WHAT NEEDS TO BE DONE ▸ Quote every entry word for word.

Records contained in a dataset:
+--

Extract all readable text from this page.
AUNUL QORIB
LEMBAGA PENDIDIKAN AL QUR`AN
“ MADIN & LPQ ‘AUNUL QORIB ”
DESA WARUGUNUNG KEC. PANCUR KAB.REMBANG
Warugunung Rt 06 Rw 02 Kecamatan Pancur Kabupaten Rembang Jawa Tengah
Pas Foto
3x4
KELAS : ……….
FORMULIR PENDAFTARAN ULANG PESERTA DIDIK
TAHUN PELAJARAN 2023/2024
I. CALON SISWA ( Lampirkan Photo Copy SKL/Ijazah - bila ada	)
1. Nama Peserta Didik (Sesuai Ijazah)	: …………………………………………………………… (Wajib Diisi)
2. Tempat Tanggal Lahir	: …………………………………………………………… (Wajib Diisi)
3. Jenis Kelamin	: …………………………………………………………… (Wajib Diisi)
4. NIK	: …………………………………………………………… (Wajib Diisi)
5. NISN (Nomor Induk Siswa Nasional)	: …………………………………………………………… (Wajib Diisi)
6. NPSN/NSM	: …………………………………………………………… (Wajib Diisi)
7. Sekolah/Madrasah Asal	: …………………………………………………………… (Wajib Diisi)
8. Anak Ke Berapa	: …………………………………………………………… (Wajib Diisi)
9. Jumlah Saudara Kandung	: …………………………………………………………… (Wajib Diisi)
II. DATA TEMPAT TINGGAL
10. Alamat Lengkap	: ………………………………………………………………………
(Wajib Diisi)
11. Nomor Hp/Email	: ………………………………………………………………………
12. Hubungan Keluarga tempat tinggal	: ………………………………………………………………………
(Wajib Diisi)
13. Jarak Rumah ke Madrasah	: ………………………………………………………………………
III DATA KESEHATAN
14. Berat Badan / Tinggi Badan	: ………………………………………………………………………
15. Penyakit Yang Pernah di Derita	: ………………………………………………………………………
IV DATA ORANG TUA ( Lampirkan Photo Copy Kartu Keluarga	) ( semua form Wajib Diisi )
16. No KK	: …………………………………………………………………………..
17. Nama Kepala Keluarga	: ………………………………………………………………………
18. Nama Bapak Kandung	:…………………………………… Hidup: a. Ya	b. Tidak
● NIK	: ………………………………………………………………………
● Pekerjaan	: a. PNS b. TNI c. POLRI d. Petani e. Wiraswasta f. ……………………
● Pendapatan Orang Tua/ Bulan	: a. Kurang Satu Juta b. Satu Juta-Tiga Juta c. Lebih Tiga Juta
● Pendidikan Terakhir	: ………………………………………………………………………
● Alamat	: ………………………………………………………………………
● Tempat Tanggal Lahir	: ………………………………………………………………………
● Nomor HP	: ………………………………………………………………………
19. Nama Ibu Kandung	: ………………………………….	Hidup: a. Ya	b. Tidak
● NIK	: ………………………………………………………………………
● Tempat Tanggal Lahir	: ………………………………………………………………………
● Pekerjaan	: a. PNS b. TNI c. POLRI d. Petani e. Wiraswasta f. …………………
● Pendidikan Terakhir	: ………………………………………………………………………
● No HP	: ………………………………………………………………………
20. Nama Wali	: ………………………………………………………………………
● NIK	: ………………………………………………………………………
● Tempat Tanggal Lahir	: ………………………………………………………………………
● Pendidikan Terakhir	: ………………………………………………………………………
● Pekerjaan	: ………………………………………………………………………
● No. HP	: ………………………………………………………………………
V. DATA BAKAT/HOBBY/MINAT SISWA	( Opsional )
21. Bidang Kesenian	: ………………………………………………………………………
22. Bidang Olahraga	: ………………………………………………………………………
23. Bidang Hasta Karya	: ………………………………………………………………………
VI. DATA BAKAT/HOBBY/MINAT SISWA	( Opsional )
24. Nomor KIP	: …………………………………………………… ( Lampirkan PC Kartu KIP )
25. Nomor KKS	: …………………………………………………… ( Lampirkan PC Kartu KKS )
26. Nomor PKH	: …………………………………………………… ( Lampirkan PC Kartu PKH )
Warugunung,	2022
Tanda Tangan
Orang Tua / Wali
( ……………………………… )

+--

SOLUTION TO THIS PROBLEM ▸
Extract all readable text from this page.
AUNUL QORIB
LEMBAGA PENDIDIKAN AL QUR`AN
“ MADIN & LPQ ‘AUNUL QORIB ”
DESA WARUGUNUNG KEC. PANCUR KAB.REMBANG
Warugunung Rt 06 Rw 02 Kecamatan Pancur Kabupaten Rembang Jawa Tengah
Pas Foto
3x4
KELAS : ……….
FORMULIR PENDAFTARAN ULANG PESERTA DIDIK
TAHUN PELAJARAN 2023/2024
I. CALON SISWA ( Lampirkan Photo Copy SKL/Ijazah - bila ada	)
1. Nama Peserta Didik (Sesuai Ijazah)	: …………………………………………………………… (Wajib Diisi)
2. Tempat Tanggal Lahir	: …………………………………………………………… (Wajib Diisi)
3. Jenis Kelamin	: …………………………………………………………… (Wajib Diisi)
4. NIK	: …………………………………………………………… (Wajib Diisi)
5. NISN (Nomor Induk Siswa Nasional)	: …………………………………………………………… (Wajib Diisi)
6. NPSN/NSM	: …………………………………………………………… (Wajib Diisi)
7. Sekolah/Madrasah Asal	: …………………………………………………………… (Wajib Diisi)
8. Anak Ke Berapa	: …………………………………………………………… (Wajib Diisi)
9. Jumlah Saudara Kandung	: …………………………………………………………… (Wajib Diisi)
II. DATA TEMPAT TINGGAL
10. Alamat Lengkap	: ………………………………………………………………………
(Wajib Diisi)
11. Nomor Hp/Email	: ………………………………………………………………………
12. Hubungan Keluarga tempat tinggal	: ………………………………………………………………………
(Wajib Diisi)
13. Jarak Rumah ke Madrasah	: ………………………………………………………………………
III DATA KESEHATAN
14. Berat Badan / Tinggi Badan	: ………………………………………………………………………
15. Penyakit Yang Pernah di Derita	: ………………………………………………………………………
IV DATA ORANG TUA ( Lampirkan Photo Copy Kartu Keluarga	) ( semua form Wajib Diisi )
16. No KK	: …………………………………………………………………………..
17. Nama Kepala Keluarga	: ………………………………………………………………………
18. Nama Bapak Kandung	:…………………………………… Hidup: a. Ya	b. Tidak
● NIK	: ………………………………………………………………………
● Pekerjaan	: a. PNS b. TNI c. POLRI d. Petani e. Wiraswasta f. ……………………
● Pendapatan Orang Tua/ Bulan	: a. Kurang Satu Juta b. Satu Juta-Tiga Juta c. Lebih Tiga Juta
● Pendidikan Terakhir	: ………………………………………………………………………
● Alamat	: ………………………………………………………………………
● Tempat Tanggal Lahir	: ………………………………………………………………………
● Nomor HP	: ………………………………………………………………………
19. Nama Ibu Kandung	: ………………………………….	Hidup: a. Ya	b. Tidak
● NIK	: ………………………………………………………………………
● Tempat Tanggal Lahir	: ………………………………………………………………………
● Pekerjaan	: a. PNS b. TNI c. POLRI d. Petani e. Wiraswasta f. …………………
● Pendidikan Terakhir	: ………………………………………………………………………
● No HP	: ………………………………………………………………………
20. Nama Wali	: ………………………………………………………………………
● NIK	: ………………………………………………………………………
● Tempat Tanggal Lahir	: ………………………………………………………………………
● Pendidikan Terakhir	: ………………………………………………………………………
● Pekerjaan	: ………………………………………………………………………
● No. HP	: ………………………………………………………………………
V. DATA BAKAT/HOBBY/MINAT SISWA	( Opsional )
21. Bidang Kesenian	: ………………………………………………………………………
22. Bidang Olahraga	: ………………………………………………………………………
23. Bidang Hasta Karya	: ………………………………………………………………………
VI. DATA BAKAT/HOBBY/MINAT SISWA	( Opsional )
24. Nomor KIP	: …………………………………………………… ( Lampirkan PC Kartu KIP )
25. Nomor KKS	: …………………………………………………… ( Lampirkan PC Kartu KKS )
26. Nomor PKH	: …………………………………………………… ( Lampirkan PC Kartu PKH )
Warugunung,	2022
Tanda Tangan
Orang Tua / Wali
( ……………………………… )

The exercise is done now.